Passage shown:
[PATCH] D30773: Make git-clang-format python 3 compatible

Michał Górny via Phabricator via cfe-commits Sat, 11 Mar 2017 03:11:00 -0800

mgorny added inline comments.

================
Comment at: tools/clang-format/git-clang-format:306
+    try:
+        return to_string(bytes.decode('utf-8'))
+    except AttributeError: # 'str' object has no attribute 'decode'.
----------------
EricWF wrote:
> mgorny wrote:
> > EricWF wrote:
> > > mgorny wrote:
> > > > This logic looks really weird to me. What is the purpose of having both 
> > > > `to_string()` and `convert_string()`? Why do `to_bytes()` and 
> > > > `to_string()` use `isinstance()` to recognize types, and here you rely 
> > > > on exceptions? Why is `to_string()` called after decoding?
> > > `to_string` is called after decoding because in python2 the result of 
> > > decoding is a `unicode` type, and we need to encode it a `str` type. 
> > > Hense to_string.

Stored rows:
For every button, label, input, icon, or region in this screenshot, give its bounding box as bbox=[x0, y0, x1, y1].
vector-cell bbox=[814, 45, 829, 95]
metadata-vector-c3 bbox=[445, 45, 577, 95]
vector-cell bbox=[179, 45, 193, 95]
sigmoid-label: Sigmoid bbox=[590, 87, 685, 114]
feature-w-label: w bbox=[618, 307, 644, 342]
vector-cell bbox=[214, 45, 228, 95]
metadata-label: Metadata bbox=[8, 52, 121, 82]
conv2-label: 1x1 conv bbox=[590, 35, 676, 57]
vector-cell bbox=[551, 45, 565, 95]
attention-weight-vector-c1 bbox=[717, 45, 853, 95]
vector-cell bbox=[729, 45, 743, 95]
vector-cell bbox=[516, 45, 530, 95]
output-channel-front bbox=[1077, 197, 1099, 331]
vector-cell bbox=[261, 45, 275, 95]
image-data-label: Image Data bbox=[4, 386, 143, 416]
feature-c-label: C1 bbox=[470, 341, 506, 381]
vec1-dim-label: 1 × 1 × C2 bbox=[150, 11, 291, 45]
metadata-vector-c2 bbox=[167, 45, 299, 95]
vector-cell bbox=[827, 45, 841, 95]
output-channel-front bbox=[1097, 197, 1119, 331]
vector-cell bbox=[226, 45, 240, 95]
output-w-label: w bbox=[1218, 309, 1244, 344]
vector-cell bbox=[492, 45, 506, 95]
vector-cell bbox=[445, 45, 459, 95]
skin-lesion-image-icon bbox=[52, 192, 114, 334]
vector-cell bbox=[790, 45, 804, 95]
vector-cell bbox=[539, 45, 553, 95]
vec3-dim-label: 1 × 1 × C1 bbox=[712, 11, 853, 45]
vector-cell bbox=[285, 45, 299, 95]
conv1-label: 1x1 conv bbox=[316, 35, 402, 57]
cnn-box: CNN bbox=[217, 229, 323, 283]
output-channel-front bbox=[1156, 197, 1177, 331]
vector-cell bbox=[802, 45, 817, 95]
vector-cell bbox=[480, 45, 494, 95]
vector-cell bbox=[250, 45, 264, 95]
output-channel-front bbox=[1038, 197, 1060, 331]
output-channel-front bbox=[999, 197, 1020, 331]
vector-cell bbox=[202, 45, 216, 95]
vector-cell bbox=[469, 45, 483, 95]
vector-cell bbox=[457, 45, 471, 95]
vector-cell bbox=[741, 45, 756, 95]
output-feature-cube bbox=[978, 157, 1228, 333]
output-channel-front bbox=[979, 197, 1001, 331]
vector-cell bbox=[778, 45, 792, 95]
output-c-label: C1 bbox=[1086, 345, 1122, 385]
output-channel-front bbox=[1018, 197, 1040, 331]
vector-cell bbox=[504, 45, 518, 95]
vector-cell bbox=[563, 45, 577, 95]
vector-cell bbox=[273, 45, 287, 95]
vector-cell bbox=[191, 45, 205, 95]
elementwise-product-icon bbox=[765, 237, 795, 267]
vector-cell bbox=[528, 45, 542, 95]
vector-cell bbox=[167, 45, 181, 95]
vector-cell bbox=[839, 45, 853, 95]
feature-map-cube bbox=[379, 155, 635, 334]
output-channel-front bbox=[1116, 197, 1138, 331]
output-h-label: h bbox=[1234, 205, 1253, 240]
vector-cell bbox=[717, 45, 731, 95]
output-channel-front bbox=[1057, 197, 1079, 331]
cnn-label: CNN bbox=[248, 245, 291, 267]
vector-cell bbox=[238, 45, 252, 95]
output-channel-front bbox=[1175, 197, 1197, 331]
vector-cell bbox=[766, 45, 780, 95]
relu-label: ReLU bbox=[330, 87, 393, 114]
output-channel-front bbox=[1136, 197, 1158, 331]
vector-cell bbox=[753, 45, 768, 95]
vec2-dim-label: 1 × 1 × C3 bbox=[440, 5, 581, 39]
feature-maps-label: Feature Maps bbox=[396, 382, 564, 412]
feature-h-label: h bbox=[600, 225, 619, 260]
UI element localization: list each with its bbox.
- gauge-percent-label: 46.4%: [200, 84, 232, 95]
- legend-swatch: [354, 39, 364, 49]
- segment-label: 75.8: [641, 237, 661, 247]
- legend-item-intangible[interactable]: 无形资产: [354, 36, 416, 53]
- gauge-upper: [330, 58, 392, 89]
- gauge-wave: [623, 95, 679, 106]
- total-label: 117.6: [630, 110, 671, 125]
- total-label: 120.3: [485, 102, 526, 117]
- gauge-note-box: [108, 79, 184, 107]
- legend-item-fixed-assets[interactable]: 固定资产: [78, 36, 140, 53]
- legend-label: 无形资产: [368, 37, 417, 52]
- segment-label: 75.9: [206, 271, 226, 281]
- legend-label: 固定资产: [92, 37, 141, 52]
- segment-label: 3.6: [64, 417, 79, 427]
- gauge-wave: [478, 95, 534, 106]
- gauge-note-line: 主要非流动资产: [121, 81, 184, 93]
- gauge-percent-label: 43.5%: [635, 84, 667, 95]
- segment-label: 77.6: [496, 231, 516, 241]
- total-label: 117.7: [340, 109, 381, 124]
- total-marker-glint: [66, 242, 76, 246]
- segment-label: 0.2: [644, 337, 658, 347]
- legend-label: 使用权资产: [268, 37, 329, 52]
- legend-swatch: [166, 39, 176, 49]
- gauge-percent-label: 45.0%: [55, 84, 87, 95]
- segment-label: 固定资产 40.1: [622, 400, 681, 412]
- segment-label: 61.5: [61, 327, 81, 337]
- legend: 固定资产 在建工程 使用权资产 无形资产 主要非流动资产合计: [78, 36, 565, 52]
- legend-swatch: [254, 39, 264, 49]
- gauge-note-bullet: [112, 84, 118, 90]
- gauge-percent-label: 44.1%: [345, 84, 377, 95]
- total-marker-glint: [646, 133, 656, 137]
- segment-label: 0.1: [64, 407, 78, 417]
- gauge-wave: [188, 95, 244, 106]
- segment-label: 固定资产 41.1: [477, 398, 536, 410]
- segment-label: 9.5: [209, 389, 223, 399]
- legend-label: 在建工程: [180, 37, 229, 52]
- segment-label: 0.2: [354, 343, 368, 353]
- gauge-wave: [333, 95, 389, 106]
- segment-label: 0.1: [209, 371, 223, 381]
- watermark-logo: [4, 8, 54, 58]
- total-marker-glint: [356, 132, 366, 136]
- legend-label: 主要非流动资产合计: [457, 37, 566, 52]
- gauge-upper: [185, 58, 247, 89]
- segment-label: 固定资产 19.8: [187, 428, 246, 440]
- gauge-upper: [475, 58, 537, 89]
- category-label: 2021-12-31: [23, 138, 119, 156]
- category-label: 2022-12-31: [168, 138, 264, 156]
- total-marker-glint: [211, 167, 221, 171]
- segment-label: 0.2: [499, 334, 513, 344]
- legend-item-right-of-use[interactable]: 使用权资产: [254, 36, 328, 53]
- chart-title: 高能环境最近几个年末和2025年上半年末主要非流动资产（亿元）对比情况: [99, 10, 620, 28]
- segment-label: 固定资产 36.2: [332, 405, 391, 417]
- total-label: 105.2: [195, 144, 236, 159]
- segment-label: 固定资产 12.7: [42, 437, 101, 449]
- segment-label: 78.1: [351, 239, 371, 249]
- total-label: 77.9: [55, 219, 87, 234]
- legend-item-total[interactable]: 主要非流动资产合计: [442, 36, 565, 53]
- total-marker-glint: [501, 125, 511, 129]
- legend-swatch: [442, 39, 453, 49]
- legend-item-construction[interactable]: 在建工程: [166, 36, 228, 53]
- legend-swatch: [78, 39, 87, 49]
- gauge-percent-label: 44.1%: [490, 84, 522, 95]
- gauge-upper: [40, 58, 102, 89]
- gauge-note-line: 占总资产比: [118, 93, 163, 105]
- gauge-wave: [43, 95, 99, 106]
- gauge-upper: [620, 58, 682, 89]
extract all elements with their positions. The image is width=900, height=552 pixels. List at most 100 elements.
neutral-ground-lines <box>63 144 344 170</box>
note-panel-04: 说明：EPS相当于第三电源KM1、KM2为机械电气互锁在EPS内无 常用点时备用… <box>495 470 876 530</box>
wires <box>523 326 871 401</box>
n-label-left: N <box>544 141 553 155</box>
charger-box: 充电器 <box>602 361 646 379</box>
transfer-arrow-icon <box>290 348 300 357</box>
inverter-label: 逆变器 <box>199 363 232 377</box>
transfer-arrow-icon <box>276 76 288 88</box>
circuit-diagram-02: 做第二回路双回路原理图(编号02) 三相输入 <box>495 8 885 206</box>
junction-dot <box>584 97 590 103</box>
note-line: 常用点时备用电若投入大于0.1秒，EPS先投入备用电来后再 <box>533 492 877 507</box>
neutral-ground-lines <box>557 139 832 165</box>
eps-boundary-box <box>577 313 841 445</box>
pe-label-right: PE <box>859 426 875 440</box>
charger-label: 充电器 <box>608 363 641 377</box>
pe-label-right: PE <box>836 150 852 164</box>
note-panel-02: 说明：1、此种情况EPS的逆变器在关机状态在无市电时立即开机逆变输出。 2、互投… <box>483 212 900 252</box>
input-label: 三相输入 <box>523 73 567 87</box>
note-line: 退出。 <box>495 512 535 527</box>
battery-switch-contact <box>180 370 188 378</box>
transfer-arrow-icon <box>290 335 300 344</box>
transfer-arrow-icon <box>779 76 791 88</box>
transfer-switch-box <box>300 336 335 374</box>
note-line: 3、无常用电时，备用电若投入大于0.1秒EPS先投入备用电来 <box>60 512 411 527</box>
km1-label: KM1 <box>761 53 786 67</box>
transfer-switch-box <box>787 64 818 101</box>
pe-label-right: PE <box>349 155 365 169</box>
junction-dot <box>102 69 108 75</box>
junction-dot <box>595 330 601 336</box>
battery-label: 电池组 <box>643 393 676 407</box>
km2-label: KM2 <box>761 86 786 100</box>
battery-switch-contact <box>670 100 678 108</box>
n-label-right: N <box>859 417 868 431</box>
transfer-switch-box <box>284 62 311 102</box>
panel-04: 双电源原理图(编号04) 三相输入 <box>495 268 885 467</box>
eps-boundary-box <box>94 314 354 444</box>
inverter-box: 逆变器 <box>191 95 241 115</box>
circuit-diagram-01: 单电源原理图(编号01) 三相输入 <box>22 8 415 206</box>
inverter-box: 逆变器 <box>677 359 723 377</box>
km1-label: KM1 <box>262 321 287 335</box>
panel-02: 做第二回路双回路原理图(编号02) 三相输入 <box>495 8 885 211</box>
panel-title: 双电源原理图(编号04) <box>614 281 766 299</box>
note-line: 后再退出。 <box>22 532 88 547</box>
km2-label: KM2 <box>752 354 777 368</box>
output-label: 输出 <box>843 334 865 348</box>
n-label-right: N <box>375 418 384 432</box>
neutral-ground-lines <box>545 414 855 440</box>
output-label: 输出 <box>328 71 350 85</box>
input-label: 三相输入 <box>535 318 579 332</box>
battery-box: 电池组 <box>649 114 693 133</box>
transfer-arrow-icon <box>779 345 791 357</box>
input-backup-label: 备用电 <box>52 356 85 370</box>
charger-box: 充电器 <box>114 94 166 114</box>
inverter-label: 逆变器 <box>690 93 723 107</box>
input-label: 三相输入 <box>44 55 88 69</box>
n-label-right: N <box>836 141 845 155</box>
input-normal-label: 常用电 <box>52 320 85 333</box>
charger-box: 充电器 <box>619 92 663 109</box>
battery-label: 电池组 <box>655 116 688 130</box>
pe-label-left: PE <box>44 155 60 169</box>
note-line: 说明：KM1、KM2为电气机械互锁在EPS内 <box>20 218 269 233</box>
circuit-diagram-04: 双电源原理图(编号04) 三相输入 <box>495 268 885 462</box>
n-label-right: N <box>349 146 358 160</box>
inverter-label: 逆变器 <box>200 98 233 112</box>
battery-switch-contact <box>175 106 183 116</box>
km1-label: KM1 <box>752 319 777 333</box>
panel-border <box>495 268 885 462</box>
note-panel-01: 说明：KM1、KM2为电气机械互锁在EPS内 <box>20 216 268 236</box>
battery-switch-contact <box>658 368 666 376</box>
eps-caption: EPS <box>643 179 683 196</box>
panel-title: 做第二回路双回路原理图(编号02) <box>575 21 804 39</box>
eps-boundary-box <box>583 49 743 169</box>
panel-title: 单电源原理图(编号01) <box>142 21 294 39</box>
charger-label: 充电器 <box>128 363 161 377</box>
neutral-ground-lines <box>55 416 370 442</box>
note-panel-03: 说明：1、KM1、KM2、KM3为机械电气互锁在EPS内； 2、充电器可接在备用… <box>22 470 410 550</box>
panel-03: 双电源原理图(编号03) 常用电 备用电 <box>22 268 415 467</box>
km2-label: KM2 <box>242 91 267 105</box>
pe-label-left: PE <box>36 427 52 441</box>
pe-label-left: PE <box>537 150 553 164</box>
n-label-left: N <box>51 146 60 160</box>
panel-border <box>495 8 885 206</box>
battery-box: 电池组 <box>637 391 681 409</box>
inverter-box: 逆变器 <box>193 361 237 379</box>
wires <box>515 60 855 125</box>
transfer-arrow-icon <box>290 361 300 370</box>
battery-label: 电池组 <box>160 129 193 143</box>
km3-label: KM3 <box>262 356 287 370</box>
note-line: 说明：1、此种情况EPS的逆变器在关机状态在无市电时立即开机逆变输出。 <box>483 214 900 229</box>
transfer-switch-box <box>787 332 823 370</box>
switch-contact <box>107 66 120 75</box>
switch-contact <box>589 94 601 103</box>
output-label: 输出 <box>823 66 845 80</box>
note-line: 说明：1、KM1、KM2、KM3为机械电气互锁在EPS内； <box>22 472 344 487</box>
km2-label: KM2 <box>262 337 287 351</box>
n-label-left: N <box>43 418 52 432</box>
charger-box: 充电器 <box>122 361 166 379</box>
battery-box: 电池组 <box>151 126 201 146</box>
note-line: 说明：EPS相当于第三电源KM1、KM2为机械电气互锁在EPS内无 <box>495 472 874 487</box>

Problems to solve:
• a. Copy the code review thread starting at "[PATCH] D30773: Make" and ending at "added inline comments.", changing "Phabricator" to "Gerrit".
• b. In the code review thread, which function names appear in backticks followed by empty parentheses? List each one once.

Solutions to each task:
• a.
[PATCH] D30773: Make git-clang-format python 3 compatible

Michał Górny via Gerrit via cfe-commits Sat, 11 Mar 2017 03:11:00 -0800

mgorny added inline comments.

• b.
to_string()
convert_string()
to_bytes()
isinstance()